— Records for the exercise —
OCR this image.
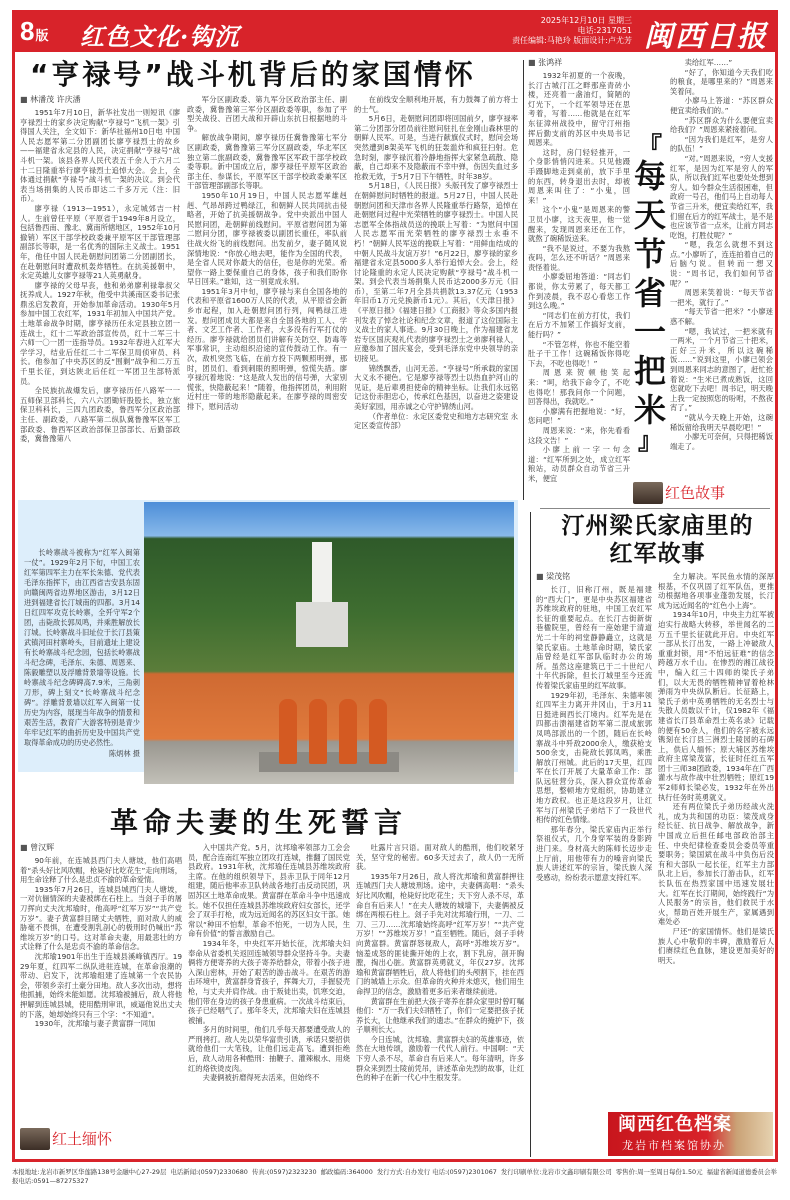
8版 红色文化·钩沉
2025年12月10日 星期三
电话:2317051
责任编辑:马艳玲 版面设计:卢尤芳 闽西日报
“亨禄号”战斗机背后的家国情怀

■ 林潘茂 许庆潘

1951年7月10日，新华社发出一则短讯《廖亨禄烈士的家乡决定购献“亨禄号”飞机一架》引得国人关注，全文如下：新华社福州10日电 中国人民志愿军第二分团副团长廖亨禄烈士的故乡——福建省永定县的人民，决定捐献“亨禄号”战斗机一架。该县各界人民代表五千余人于六月二十二日隆重举行廖亨禄烈士追悼大会。会上，全体通过捐献“亨禄号”战斗机一架的决议。到会代表当场捐集的人民币即达二千多万元（注：旧币）。

廖亨禄（1913—1951），永定城郊吉一村人。生前曾任平原（平原省于1949年8月设立，包括鲁西南、豫北、冀南所辖地区，1952年10月撤销）军区干部学校政委兼平原军区干部管理部副部长等职，是一名优秀的国际主义战士。1951年，他任中国人民赴朝慰问团第二分团副团长，在赴朝慰问时遭敌机轰炸牺牲。在抗美援朝中，永定英雄儿女廖亨禄等21人英勇献身。

廖亨禄的父母早丧，他和弟弟廖利禄靠叔父抚养成人。1927年秋，他受中共溪南区委书记张鼎丞启发教育，开始参加革命活动。1930年5月参加中国工农红军，1931年初加入中国共产党。土地革命战争时期，廖亨禄历任永定县独立团一连战士，红十二军政治部宣传员，红十二军三十六师一〇一团一连指导员。1932年春进入红军大学学习，结业后任红二十二军保卫局侦审员、科长。他参加了中央苏区的反“围剿”战争和二万五千里长征，到达陕北后任红一军团卫生部特派员。

全民族抗战爆发后，廖亨禄历任八路军一一五师保卫部科长，六八六团锄奸股股长，独立旅保卫科科长，三四九团政委，鲁西军分区政治部主任、副政委，八路军第二纵队冀鲁豫军区军工部政委、鲁西军区政治部保卫部部长、后勤部政委，冀鲁豫第八

军分区副政委、第九军分区政治部主任、副政委，冀鲁豫第三军分区副政委等职，参加了平型关战役、百团大战和开辟山东抗日根据地的斗争。

解放战争期间，廖亨禄历任冀鲁豫第七军分区副政委，冀鲁豫第三军分区副政委，华北军区独立第二旅副政委，冀鲁豫军区军政干部学校政委等职。新中国成立后，廖亨禄任平原军区政治部主任、参谋长，平原军区干部学校政委兼军区干部管理部副部长等职。

1950年10月19日，中国人民志愿军雄赳赳、气昂昂跨过鸭绿江，和朝鲜人民共同抗击侵略者，开始了抗美援朝战争。党中央派出中国人民慰问团，赴朝鲜前线慰问。平原省慰问团为第二慰问分团，廖亨禄被委以副团长重任，率队前往战火纷飞的前线慰问。出发前夕，妻子随风说深情地说：“你放心地去吧，能作为全国的代表，是全省人民对你最大的信任，也是你的光荣。希望你一路上要保重自己的身体，孩子和我们盼你早日回来。”谁知，这一别竟成永别。

1951年3月中旬，廖亨禄与来自全国各地的代表和平原省1600万人民的代表，从平原省会新乡市起程，加入赴朝慰问团行列，闯鸭绿江进发。慰问团成员大都是来自全国各地的工人、学者、文艺工作者、工作者，大多没有行军打仗的经历。廖亨禄就给团员们讲解有关防空、防毒等军事常识，主动组织沿途的宣传鼓动工作。有一次，敌机突然飞临，在前方投下两颗照明弹，那时，团员们、看到刺眼的照明弹，惊慌失措。廖亨禄沉着地说：“这是敌人发出的信号弹，大家别慌张，快隐蔽起来！”随着，他指挥团员，利用附近村庄一带的地形隐蔽起来。在廖亨禄的周密安排下，慰问活动

在前线安全顺利地开展，有力鼓舞了前方将士的士气。

5月6日，赴朝慰问团即将回国前夕，廖亨禄率第二分团部分团员前往慰问驻扎在金刚山森林里的朝鲜人民军。可是，当进行献旗仪式时，慰问会场突然遭到8架美军飞机的狂轰滥炸和疯狂扫射。危急时刻，廖亨禄沉着冷静地指挥大家紧急疏散、隐蔽，自己却来不及隐蔽而不幸中弹，伤因失血过多抢救无效，于5月7日下午牺牲，时年38岁。

5月18日，《人民日报》头版刊发了廖亨禄烈士在朝鲜慰问时牺牲的报道。5月27日，中国人民赴朝慰问团和天津市各界人民隆重举行路祭，追悼在赴朝慰问过程中光荣牺牲的廖亨禄烈士。中国人民志愿军全体指战员送的挽联上写着：“为慰问中国人民志愿军而光荣牺牲的廖亨禄烈士永垂不朽！”朝鲜人民军送的挽联上写着：“用鲜血结成的中朝人民战斗友谊万岁！”6月22日，廖亨禄的家乡福建省永定县5000多人举行追悼大会。会上，经讨论隆重的永定人民决定购献“亨禄号”战斗机一架。到会代表当场捐集人民币达2000多万元（旧币），至第二年7月全县共捐款13.37亿元（1953年旧币1万元兑换新币1元）。其后，《天津日报》《平原日报》《福建日报》《工商报》等众多国内报刊发表了悼念社论和纪念文章，报道了这位国际主义战士的家人事迹。9月30日晚上，作为福建省龙岩专区国庆观礼代表的廖亨禄烈士之弟廖利禄人，应邀参加了国庆宴会，受到毛泽东党中央领导的亲切接见。

锦绣飘香，山河无恙。“亨禄号”所承载的家国大义永不褪色。它是廖亨禄等烈士以热血护河山的见证，是后辈勇担使命的精神坐标。让我们永远铭记这份赤胆忠心，传承红色基因，以奋进之姿建设美好家园，用赤诚之心守护锦绣山河。

（作者单位：永定区委党史和地方志研究室 永定区委宣传部）

■ 张鸿祥

1932年初夏的一个夜晚，长汀古城汀江之畔那座青砖小楼，还亮着一盏油灯，简陋的灯光下，一个红军领导还在思考着，写着……他就是在红军东征漳州战役中，留守汀州指挥后勤支前的苏区中央局书记周恩来。

这时，房门轻轻推开，一个身影悄悄闪进来。只见他蹑手蹑脚地走到桌前，放下手里的东西，转身退出去时，却被周恩来叫住了：“小鬼，回来！”

这个“小鬼”是周恩来的警卫员小廖，这天夜里，他一觉醒来，发现周恩来还在工作，就熬了碗稀饭送来。

“我不是说过，不要为我熬夜吗，怎么还不听话？”周恩来责怪着说。

小廖委屈地答道：“同志们都说，你太劳累了，每天都工作到凌晨，我不忍心看您工作到这么晚。”

“同志们在前方打仗，我们在后方不加紧工作搞好支前，能行吗？”

“不管怎样，你也不能空着肚子干工作！这碗稀饭你得吃下去，不吃也得吃！”

周恩来贺顿他笑起来：“呵，给我下命令了，不吃也得吃！那我问你一个问题，回答得出，我就吃。”

小廖满有把握地说：“好，您问吧！”

周恩来说：“来，你先看看这段文告！”

小廖上前一字一句念道：“红军所到之处，成立红军粮站，动员群众自动节省三升米，便宜

『
每
天
节
省
一
把
米
』

卖给红军……”

“好了，你知道今天我们吃的粮食，是哪里来的？”周恩来笑着问。

小廖马上答道：“苏区群众便宜卖给我们的。”

“苏区群众为什么要便宜卖给我们？”周恩来紧接着问。

“因为我们是红军，是穷人的队伍！”

“对。”周恩来说，“穷人支援红军，是因为红军是穷人的军队，所以我们红军也要处处想到穷人。如今群众生活很困难，但政府一号召，他们马上自动每人节省三升米，便宜卖给红军，我们留在后方的红军战士，是不是也应该节省一点米，让前方同志吃饱，打胜仗呢？”

“嗯，我怎么就想不到这点。”小廖听了，连连拍着自己的后脑勺说。但转而一想又说：“周书记，我们如何节省呢？”

周恩来笑着说：“每天节省一把米，就行了。”

“每天节省一把米？”小廖迷惑不解。

“嗯，我试过，一把米就有一两米，一个月节省三十把米，正好三升米，所以这碗稀饭……”说到这里，小廖已领会到周恩来同志的意图了，赶忙抢着说：“生米已煮成熟饭，这回您就吃下去吧！周书记，明天晚上我一定按照您的吩咐，不熬夜宵了。”

“就从今天晚上开始，这碗稀饭留给我明天早晨吃吧！”

小廖无可奈何，只得把稀饭端走了。

红色故事

长岭寨战斗被称为“红军入闽第一仗”。1929年2月下旬，中国工农红军第四军主力在军长朱德、党代表毛泽东指挥下，由江西省吉安县东固向赣闽两省边界地区游击，3月12日进到福建省长汀城南的四都。3月14日红四军攻克长岭寨，全歼守军2个团，击毙敌长郭凤鸣，并乘胜解放长汀城。长岭寨战斗旧址位于长汀县策武镇河田村寨岭头，目前遗址上建设有长岭寨战斗纪念园，包括长岭寨战斗纪念碑，毛泽东、朱德、周恩来、陈毅雕塑以及浮雕背景墙等设施。长岭寨战斗纪念碑碑高7.9米，三角刺刀形，碑上刻文“长岭寨战斗纪念碑”。浮雕背景墙以红军入闽第一仗历史为内容，展现当年战争的情景和艰苦生活，教育广大游客特别是青少年牢记红军的曲折历史及中国共产党取得革命成功的历史必然性。

陈炳林 摄

汀州梁氏家庙里的
红军故事

■ 梁茂铭

长汀，旧称汀州，既是福建的“西大门”，更是中央苏区福建省苏维埃政府的驻地，中国工农红军长征的重要起点。在长汀古街新街巷楹院里，曾经有一座始建于清道光二十年的祠堂静静矗立，这就是梁氏家庙。土地革命时期，梁氏家庙曾经是红军部队临时办公的场所。虽然这座建筑已于二十世纪八十年代拆除，但长汀城里至今还流传着梁氏家庙里的红军故事。

1929年初，毛泽东、朱德率领红四军主力离开井冈山，于3月11日挺进闽西长汀境内。红军先是在四都击溃福建省防军第二混成旅郭凤鸣部派出的一个团，随后在长岭寨战斗中歼敌2000余人，缴获枪支500余支，击毙敌长郭凤鸣，乘胜解放汀州城。此后的17天里，红四军在长汀开展了大量革命工作：部队远驻营分兵，深入群众宣传革命思想，整顿地方党组织，协助建立地方政权。也正是这段岁月，让红军与汀州梁氏子弟结下了一段世代相传的红色情缘。

那年春分，梁氏家庙内正举行祭祖仪式，几个身穿军装的身影跨进门来。身材高大的陈师长迈步走上厅前，用他带有力的嗓音向梁氏族人讲述红军的宗旨，梁氏族人深受感动，纷纷表示愿意支持红军。

全力解决。军民鱼水情的深厚根基，不仅巩固了红军队伍，更推动根据地各项事业蓬勃发展，长汀成为远近闻名的“红色小上海”。

1934年10月，中央主力红军被迫实行战略大转移，举世闻名的二万五千里长征就此开启。中央红军一部从长汀出发，一路上冲破敌人重重封锁，用“不怕远征难”的信念跨越万水千山。在惨烈的湘江战役中，编入红三十四师的梁氏子弟们，以大无畏的牺牲精神冒着枪林弹雨为中央纵队断后。长征路上，梁氏子弟中英勇牺牲的无名烈士与失散人员数以千计，仅1982年《福建省长汀县革命烈士英名录》记载的便有50余人，他们的名字被永远镌刻在长汀县三洲烈士陵园的石碑上，供后人缅怀；原大埔区苏维埃政府主席梁茂富，长征时任红五军团十三师38团政委，1934年在广西灌水与敌作战中壮烈牺牲；原红19军2师师长梁必发，1932年在外出执行任务时英勇就义。

还有两位梁氏子弟历经战火洗礼，成为共和国的功臣：梁茂成身经长征、抗日战争、解放战争，新中国成立后担任邮电部政治部主任、中央纪律检查委员会委员等重要职务；梁国斌在战斗中负伤后没有和大部队一起长征，红军主力部队北上后，参加长汀游击队，红军长队伍在热烈家国中迅速发展壮大。红军在长汀期间，始终践行“为人民服务”的宗旨，他们救民于水火，帮助百姓开展生产，家属遇到难处必

尸还”的家国情怀。他们是梁氏族人心中敬仰的丰碑，激励着后人们赓续红色血脉，建设更加美好的明天。

革命夫妻的生死誓言

■ 曾汉辉

90年前，在连城县西门夫人塘坡，他们高唱着“杀头好比风吹帽，枪毙好比吃花生”走向刑场，用生命诠释了什么是忠贞不渝的革命爱情。

1935年7月26日，连城县城西门夫人塘坡，一对伉俪情深的夫妻被绑在石柱上。当刽子手的屠刀挥向丈夫沈邦瑜时，他高呼“红军万岁”“共产党万岁”。妻子黄富群目睹丈夫牺牲，面对敌人的威胁毫不畏惧，在遭受割乳剖心的极刑时仍喊出“苏维埃万岁”的口号。这对革命夫妻，用最悲壮的方式诠释了什么是忠贞不渝的革命信念。

沈邦瑜1901年出生于连城县溪峰镇西厅。1929年夏，红四军二纵队进驻连城，在革命浪潮的带动、启发下，沈邦瑜组建了连城第一个农民协会，带领乡亲打土豪分田地。敌人多次出动，想将他抓捕，始终未能如愿。沈邦瑜被捕后，敌人将他押解到连城县城，使用酷刑审讯，威逼他说出丈夫的下落，她却始终只有三个字：“不知道”。

1930年，沈邦瑜与妻子黄富群一同加

入中国共产党。5月，沈邦瑜率领部力工会会员，配合连南红军独立团攻打连城，推翻了国民党县政府。1931年秋，沈邦瑜任连城县苏维埃政府主席。在他的组织领导下，县赤卫队于同年12月组建，随后他率赤卫队转战各地打击反动民团，巩固苏区土地革命成果。黄富群在革命斗争中迅速成长。她不仅担任连城县苏维埃政府妇女部长，还学会了双手打枪，成为远近闻名的苏区妇女干部。她常以“种田不怕犁，革命不怕死，一切为人民，生命有价值”的誓言激励自己。

1934年冬，中央红军开始长征，沈邦瑜夫妇奉命从省委机关返回连城领导群众坚持斗争。夫妻俩将方便寄养的大孩子寄养给群众，带着小孩子进入深山密林，开始了艰苦的游击战斗。在艰苦的游击环境中，黄富群身背孩子，挥舞大刀，手握驳壳枪，与丈夫并肩作战。由于叛徒出卖，饥寒交迫，他们带在身边的孩子身患重病。一次战斗结束后，孩子已经咽气了。那年冬天，沈邦瑜夫妇在连城县被捕。

多月的时间里，他们几乎每天都要遭受敌人的严刑拷打。敌人先以荣华富贵引诱，承诺只要招供就给他们一大笔钱，让他们远走高飞。遭到拒绝后，敌人动用各种酷刑：抽鞭子、灌辣椒水、用烧红的烙铁烫皮肉。

夫妻俩被折磨得死去活来，但始终不

吐露片言只语。面对敌人的酷刑，他们咬紧牙关，坚守党的秘密。60多天过去了，敌人仍一无所获。

1935年7月26日，敌人将沈邦瑜和黄富群押往连城西门夫人塘坡刑场。途中，夫妻俩高唱：“杀头好比风吹帽，枪毙好比吃花生；天下穷人杀不尽，革命自有后来人！”在夫人塘坡的城墙下，夫妻俩被反绑在两根石柱上。刽子手先对沈邦瑜行刑，一刀、二刀、三刀……沈邦瑜始终高呼“红军万岁！”“共产党万岁！”“苏维埃万岁！”直至牺牲。随后，刽子手转向黄富群。黄富群怒视敌人，高呼“苏维埃万岁”。恼羞成怒的匪徒撕开她的上衣，割下乳房，剖开胸膛，掏出心脏。黄富群英勇就义，年仅27岁。沈邦瑜和黄富群牺牲后，敌人将他们的头颅割下，挂在西门的城墙上示众。但革命的火种并未熄灭，他们用生命捍卫的信念，激励着更多后来者继续前进。

黄富群在生前把大孩子寄养在群众家里时曾叮嘱他们：“万一我们夫妇牺牲了，你们一定要把孩子抚养长大，让他继承我们的遗志。”在群众的掩护下，孩子顺利长大。

今日连城，沈邦瑜、黄富群夫妇的英雄事迹，依然在大地传颂，激励着一代代人前行。中国啊：“天下穷人杀不尽，革命自有后来人”。每年清明，许多群众来到烈士陵前凭吊，讲述革命先烈的故事，让红色的种子在新一代心中生根发芽。

红土缅怀
闽西红色档案
龙岩市档案馆协办
本报地址:龙岩市新罗区华莲路138号金融中心27-29层 电话新闻:(0597)2330680 传真:(0597)2323230 邮政编码:364000 发行方式:自办发行 电话:(0597)2301067 发行印刷单位:龙岩市文鑫印刷有限公司 零售价:周一至周日每份1.50元 福建省新闻道德委员会举报电话:0591—87275327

— Aim —
Gather up, from the records above, each line where the word "周恩来说" appears.

— Output —
周恩来说：“来，你先看看这段文告！”
“对。”周恩来说，“穷人支援红军，是因为红军是穷人的军队，所以我们红军也要处处想到穷人。如今群众生活很困难，但政府一号召，他们马上自动每人节省三升米，便宜卖给红军，我们留在后方的红军战士，是不是也应该节省一点米，让前方同志吃饱，打胜仗呢？”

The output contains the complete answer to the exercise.